EXERCISE DATA:
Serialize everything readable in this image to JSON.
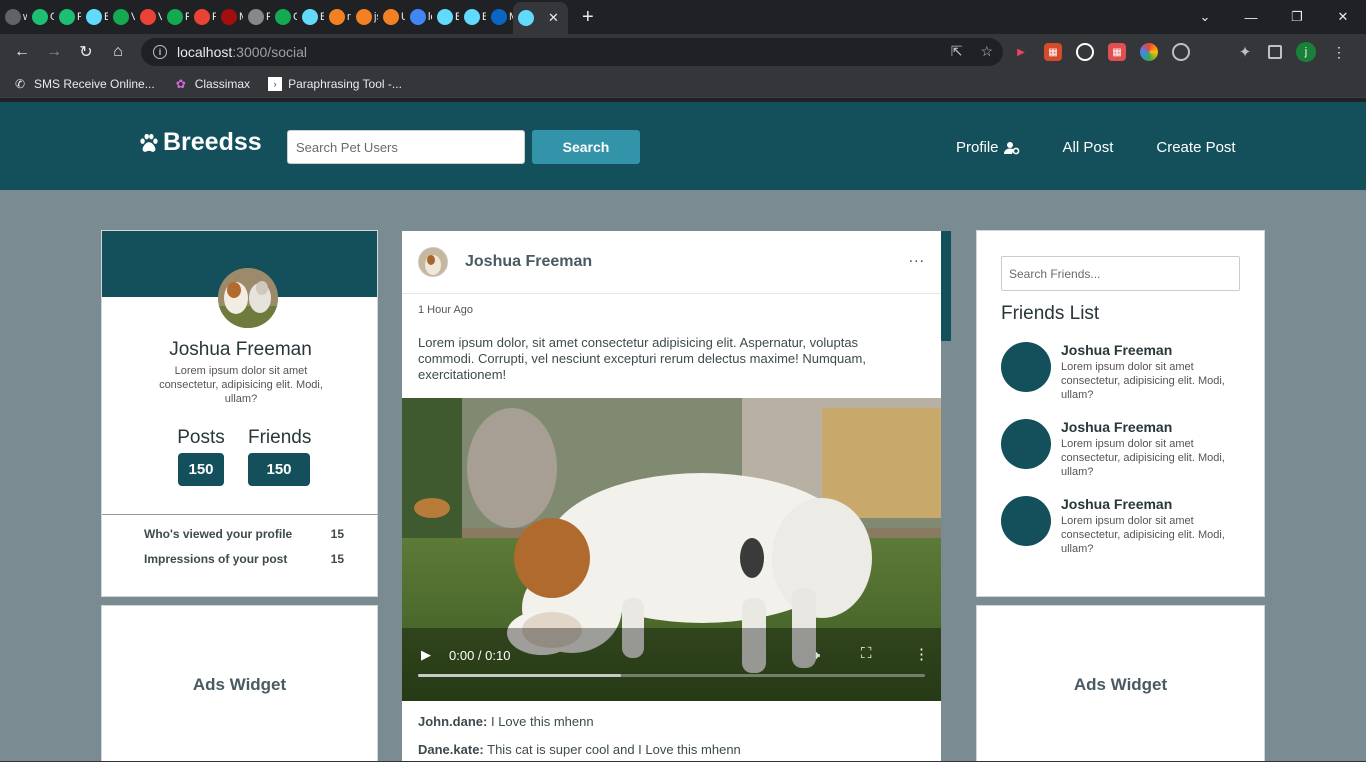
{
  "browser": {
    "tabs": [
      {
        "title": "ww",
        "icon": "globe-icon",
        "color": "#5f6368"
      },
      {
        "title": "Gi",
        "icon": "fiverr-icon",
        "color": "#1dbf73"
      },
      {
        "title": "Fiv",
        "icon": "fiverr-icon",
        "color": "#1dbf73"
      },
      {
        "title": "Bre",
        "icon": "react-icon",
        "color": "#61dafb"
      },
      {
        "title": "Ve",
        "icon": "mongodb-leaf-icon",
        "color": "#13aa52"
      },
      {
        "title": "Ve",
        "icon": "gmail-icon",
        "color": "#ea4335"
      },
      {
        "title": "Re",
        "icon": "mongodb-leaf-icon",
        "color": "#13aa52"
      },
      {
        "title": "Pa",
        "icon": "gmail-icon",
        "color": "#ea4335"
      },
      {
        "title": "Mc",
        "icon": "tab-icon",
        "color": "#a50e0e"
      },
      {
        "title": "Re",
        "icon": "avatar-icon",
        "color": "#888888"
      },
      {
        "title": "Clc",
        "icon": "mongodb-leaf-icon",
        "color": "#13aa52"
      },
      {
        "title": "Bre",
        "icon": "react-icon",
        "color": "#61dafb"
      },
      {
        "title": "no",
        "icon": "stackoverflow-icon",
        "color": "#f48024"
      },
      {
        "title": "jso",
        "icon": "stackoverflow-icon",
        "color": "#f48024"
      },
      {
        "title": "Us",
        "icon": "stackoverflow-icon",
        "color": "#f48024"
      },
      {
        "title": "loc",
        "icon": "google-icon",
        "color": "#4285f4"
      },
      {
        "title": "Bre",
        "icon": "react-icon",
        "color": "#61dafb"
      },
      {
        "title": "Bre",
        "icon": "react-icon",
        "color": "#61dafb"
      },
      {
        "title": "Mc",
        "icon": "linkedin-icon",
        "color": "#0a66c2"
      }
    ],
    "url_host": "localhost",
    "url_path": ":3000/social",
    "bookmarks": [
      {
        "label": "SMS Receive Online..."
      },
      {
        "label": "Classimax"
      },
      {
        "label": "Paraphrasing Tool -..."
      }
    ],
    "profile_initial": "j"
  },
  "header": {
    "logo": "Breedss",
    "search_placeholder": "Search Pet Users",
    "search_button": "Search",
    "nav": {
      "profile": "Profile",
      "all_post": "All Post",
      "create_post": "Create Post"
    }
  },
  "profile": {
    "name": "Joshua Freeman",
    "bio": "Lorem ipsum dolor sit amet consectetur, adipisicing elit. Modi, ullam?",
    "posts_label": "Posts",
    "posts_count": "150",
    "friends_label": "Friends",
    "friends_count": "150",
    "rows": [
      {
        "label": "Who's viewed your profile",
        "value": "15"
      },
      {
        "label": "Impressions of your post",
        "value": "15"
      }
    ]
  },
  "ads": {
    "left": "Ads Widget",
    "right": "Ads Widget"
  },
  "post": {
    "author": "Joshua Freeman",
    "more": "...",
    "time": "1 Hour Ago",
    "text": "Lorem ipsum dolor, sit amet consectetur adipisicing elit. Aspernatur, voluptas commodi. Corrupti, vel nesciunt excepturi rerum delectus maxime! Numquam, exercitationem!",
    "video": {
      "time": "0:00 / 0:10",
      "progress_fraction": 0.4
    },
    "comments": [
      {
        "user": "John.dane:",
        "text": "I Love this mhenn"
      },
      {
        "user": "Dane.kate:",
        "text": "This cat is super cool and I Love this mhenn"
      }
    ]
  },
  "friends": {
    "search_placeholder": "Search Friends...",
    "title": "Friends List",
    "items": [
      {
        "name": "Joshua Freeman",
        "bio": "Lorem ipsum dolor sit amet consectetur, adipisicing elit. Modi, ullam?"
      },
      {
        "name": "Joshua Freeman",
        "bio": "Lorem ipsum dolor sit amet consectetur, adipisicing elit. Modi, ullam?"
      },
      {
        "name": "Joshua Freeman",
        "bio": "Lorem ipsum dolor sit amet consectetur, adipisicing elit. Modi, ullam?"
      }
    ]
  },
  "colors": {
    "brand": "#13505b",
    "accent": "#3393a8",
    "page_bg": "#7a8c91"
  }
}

JOB: Locate each line containing the string "Search" and show it.

PROBLEM SOLUTION:
    "search_placeholder": "Search Pet Users",
    "search_button": "Search",
    "search_placeholder": "Search Friends...",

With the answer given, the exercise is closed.